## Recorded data
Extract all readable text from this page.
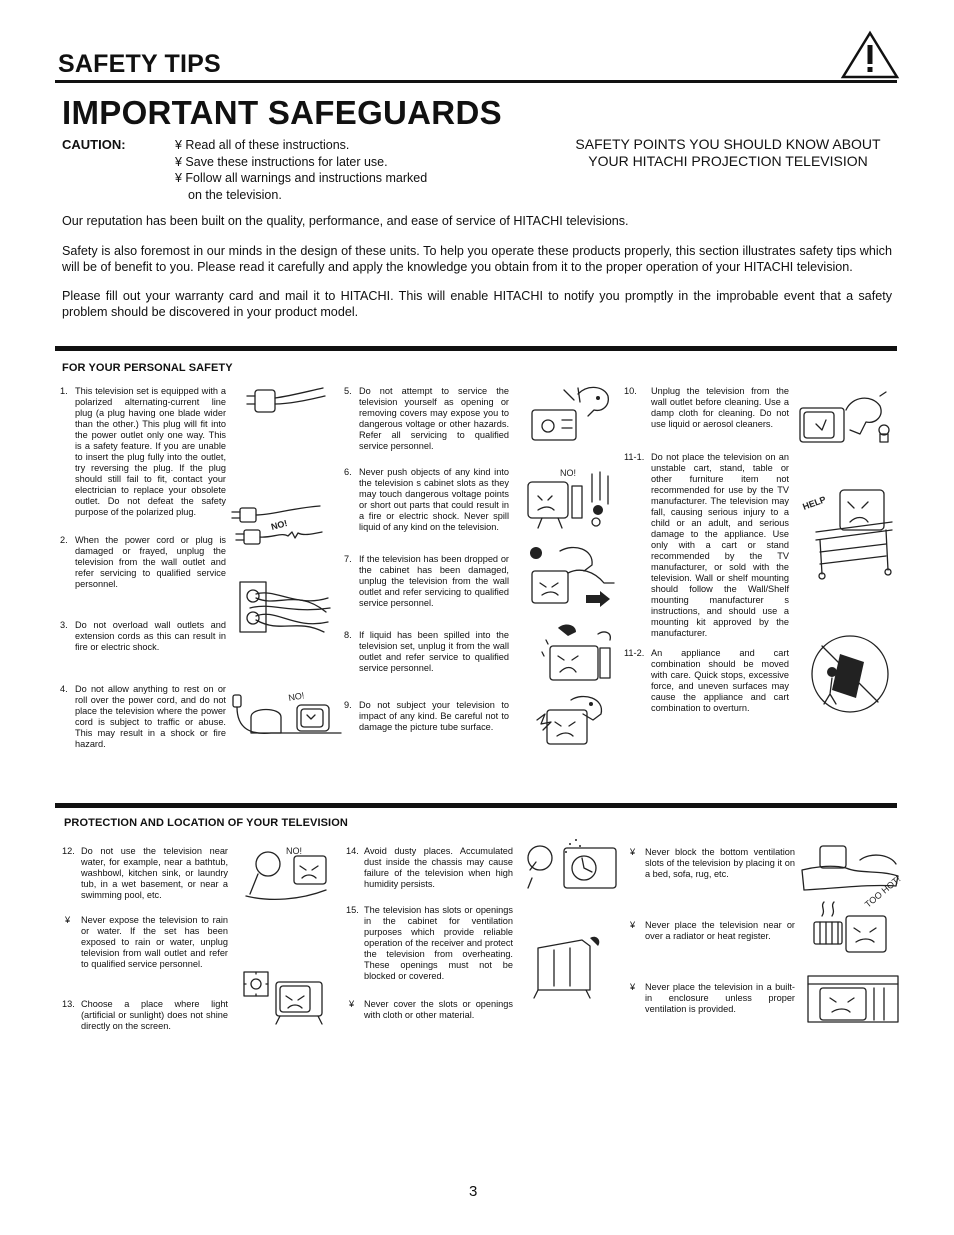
SAFETY TIPS
IMPORTANT SAFEGUARDS
CAUTION:	¥ Read all of these instructions.
¥ Save these instructions for later use.
¥ Follow all warnings and instructions marked
on the television.
SAFETY POINTS YOU SHOULD KNOW ABOUT
YOUR HITACHI PROJECTION TELEVISION
Our reputation has been built on the quality, performance, and ease of service of HITACHI televisions.
Safety is also foremost in our minds in the design of these units. To help you operate these products properly, this section illustrates safety tips which will be of benefit to you. Please read it carefully and apply the knowledge you obtain from it to the proper operation of your HITACHI television.
Please fill out your warranty card and mail it to HITACHI. This will enable HITACHI to notify you promptly in the improbable event that a safety problem should be discovered in your product model.
FOR YOUR PERSONAL SAFETY
1. This television set is equipped with a polarized alternating-current line plug (a plug having one blade wider than the other.) This plug will fit into the power outlet only one way. This is a safety feature. If you are unable to insert the plug fully into the outlet, try reversing the plug. If the plug should still fail to fit, contact your electrician to replace your obsolete outlet. Do not defeat the safety purpose of the polarized plug.
2. When the power cord or plug is damaged or frayed, unplug the television from the wall outlet and refer servicing to qualified service personnel.
3. Do not overload wall outlets and extension cords as this can result in fire or electric shock.
4. Do not allow anything to rest on or roll over the power cord, and do not place the television where the power cord is subject to traffic or abuse. This may result in a shock or fire hazard.
5. Do not attempt to service the television yourself as opening or removing covers may expose you to dangerous voltage or other hazards. Refer all servicing to qualified service personnel.
6. Never push objects of any kind into the television s cabinet slots as they may touch dangerous voltage points or short out parts that could result in a fire or electric shock. Never spill liquid of any kind on the television.
7. If the television has been dropped or the cabinet has been damaged, unplug the television from the wall outlet and refer servicing to qualified service personnel.
8. If liquid has been spilled into the television set, unplug it from the wall outlet and refer service to qualified service personnel.
9. Do not subject your television to impact of any kind. Be careful not to damage the picture tube surface.
10. Unplug the television from the wall outlet before cleaning. Use a damp cloth for cleaning. Do not use liquid or aerosol cleaners.
11-1. Do not place the television on an unstable cart, stand, table or other furniture item not recommended for use by the TV manufacturer. The television may fall, causing serious injury to a child or an adult, and serious damage to the appliance. Use only with a cart or stand recommended by the TV manufacturer, or sold with the television. Wall or shelf mounting should follow the Wall/Shelf mounting manufacturer s instructions, and should use a mounting kit approved by the manufacturer.
11-2. An appliance and cart combination should be moved with care. Quick stops, excessive force, and uneven surfaces may cause the appliance and cart combination to overturn.
NO!
NO!
NO!
HELP
PROTECTION AND LOCATION OF YOUR TELEVISION
12. Do not use the television near water, for example, near a bathtub, washbowl, kitchen sink, or laundry tub, in a wet basement, or near a swimming pool, etc.
¥ Never expose the television to rain or water. If the set has been exposed to rain or water, unplug television from wall outlet and refer to qualified service personnel.
13. Choose a place where light (artificial or sunlight) does not shine directly on the screen.
14. Avoid dusty places. Accumulated dust inside the chassis may cause failure of the television when high humidity persists.
15. The television has slots or openings in the cabinet for ventilation purposes which provide reliable operation of the receiver and protect the television from overheating. These openings must not be blocked or covered.
¥ Never cover the slots or openings with cloth or other material.
¥ Never block the bottom ventilation slots of the television by placing it on a bed, sofa, rug, etc.
¥ Never place the television near or over a radiator or heat register.
¥ Never place the television in a built-in enclosure unless proper ventilation is provided.
NO!
TOO HOT!
3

## TASK OBJECTIVE
Examine the records and pull out every line where the string "cause" occurs.

## SOLUTION FOR THIS PROBLEM
11-2. An appliance and cart combination should be moved with care. Quick stops, excessive force, and uneven surfaces may cause the appliance and cart combination to overturn.
14. Avoid dusty places. Accumulated dust inside the chassis may cause failure of the television when high humidity persists.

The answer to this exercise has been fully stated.